Objective: Quote every line of the data below as it stands, omitting pictures.

[Extracted records]

= = = = =

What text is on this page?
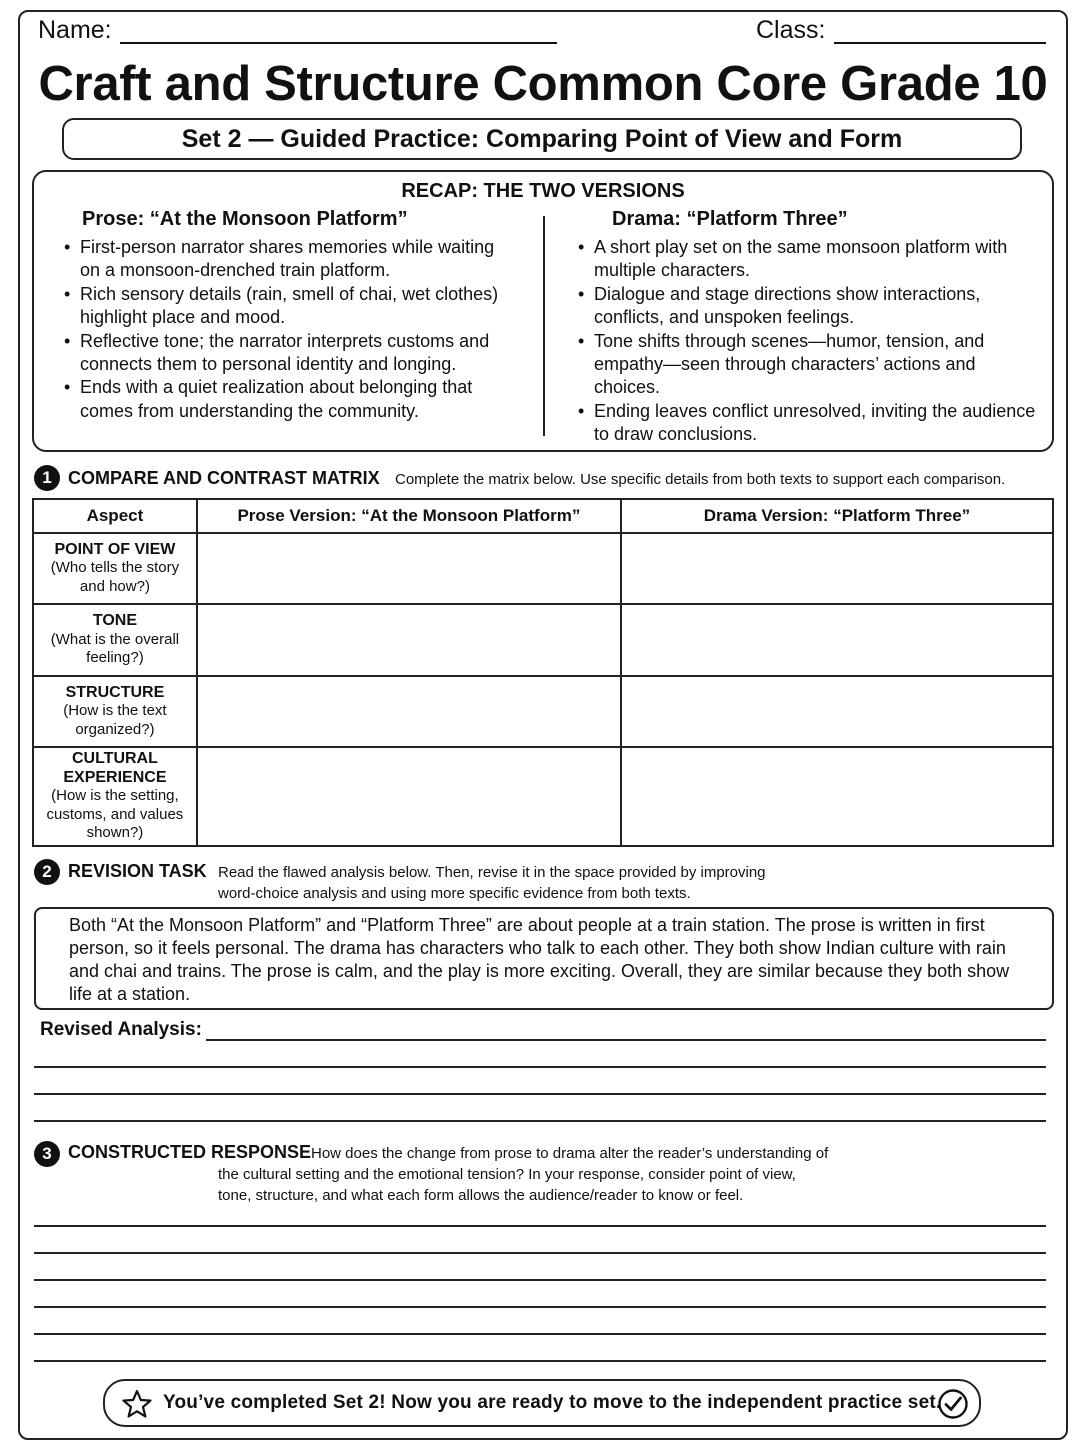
Name:	Class:
Craft and Structure Common Core Grade 10
Set 2 — Guided Practice: Comparing Point of View and Form
RECAP: THE TWO VERSIONS
Prose: “At the Monsoon Platform”
• First-person narrator shares memories while waiting on a monsoon-drenched train platform.
• Rich sensory details (rain, smell of chai, wet clothes) highlight place and mood.
• Reflective tone; the narrator interprets customs and connects them to personal identity and longing.
• Ends with a quiet realization about belonging that comes from understanding the community.
Drama: “Platform Three”
• A short play set on the same monsoon platform with multiple characters.
• Dialogue and stage directions show interactions, conflicts, and unspoken feelings.
• Tone shifts through scenes—humor, tension, and empathy—seen through characters’ actions and choices.
• Ending leaves conflict unresolved, inviting the audience to draw conclusions.
1 COMPARE AND CONTRAST MATRIX Complete the matrix below. Use specific details from both texts to support each comparison.
Aspect	Prose Version: “At the Monsoon Platform”	Drama Version: “Platform Three”

POINT OF VIEW
(Who tells the story and how?)		

TONE
(What is the overall feeling?)		

STRUCTURE
(How is the text organized?)		

CULTURAL EXPERIENCE
(How is the setting, customs, and values shown?)		
2 REVISION TASK Read the flawed analysis below. Then, revise it in the space provided by improving
word-choice analysis and using more specific evidence from both texts.
Both “At the Monsoon Platform” and “Platform Three” are about people at a train station. The prose is written in first person, so it feels personal. The drama has characters who talk to each other. They both show Indian culture with rain and chai and trains. The prose is calm, and the play is more exciting. Overall, they are similar because they both show life at a station.
Revised Analysis:
3 CONSTRUCTED RESPONSE How does the change from prose to drama alter the reader’s understanding of
the cultural setting and the emotional tension? In your response, consider point of view,
tone, structure, and what each form allows the audience/reader to know or feel.
You’ve completed Set 2! Now you are ready to move to the independent practice set.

= = = = =

Solution below:
What text is on this page?
Name:	Class:
Craft and Structure Common Core Grade 10
Set 2 — Guided Practice: Comparing Point of View and Form
RECAP: THE TWO VERSIONS
Prose: “At the Monsoon Platform”
• First-person narrator shares memories while waiting on a monsoon-drenched train platform.
• Rich sensory details (rain, smell of chai, wet clothes) highlight place and mood.
• Reflective tone; the narrator interprets customs and connects them to personal identity and longing.
• Ends with a quiet realization about belonging that comes from understanding the community.
Drama: “Platform Three”
• A short play set on the same monsoon platform with multiple characters.
• Dialogue and stage directions show interactions, conflicts, and unspoken feelings.
• Tone shifts through scenes—humor, tension, and empathy—seen through characters’ actions and choices.
• Ending leaves conflict unresolved, inviting the audience to draw conclusions.
1 COMPARE AND CONTRAST MATRIX Complete the matrix below. Use specific details from both texts to support each comparison.
Aspect	Prose Version: “At the Monsoon Platform”	Drama Version: “Platform Three”

POINT OF VIEW
(Who tells the story and how?)		

TONE
(What is the overall feeling?)		

STRUCTURE
(How is the text organized?)		

CULTURAL EXPERIENCE
(How is the setting, customs, and values shown?)		
2 REVISION TASK Read the flawed analysis below. Then, revise it in the space provided by improving
word-choice analysis and using more specific evidence from both texts.
Both “At the Monsoon Platform” and “Platform Three” are about people at a train station. The prose is written in first person, so it feels personal. The drama has characters who talk to each other. They both show Indian culture with rain and chai and trains. The prose is calm, and the play is more exciting. Overall, they are similar because they both show life at a station.
Revised Analysis:
3 CONSTRUCTED RESPONSE How does the change from prose to drama alter the reader’s understanding of
the cultural setting and the emotional tension? In your response, consider point of view,
tone, structure, and what each form allows the audience/reader to know or feel.
You’ve completed Set 2! Now you are ready to move to the independent practice set.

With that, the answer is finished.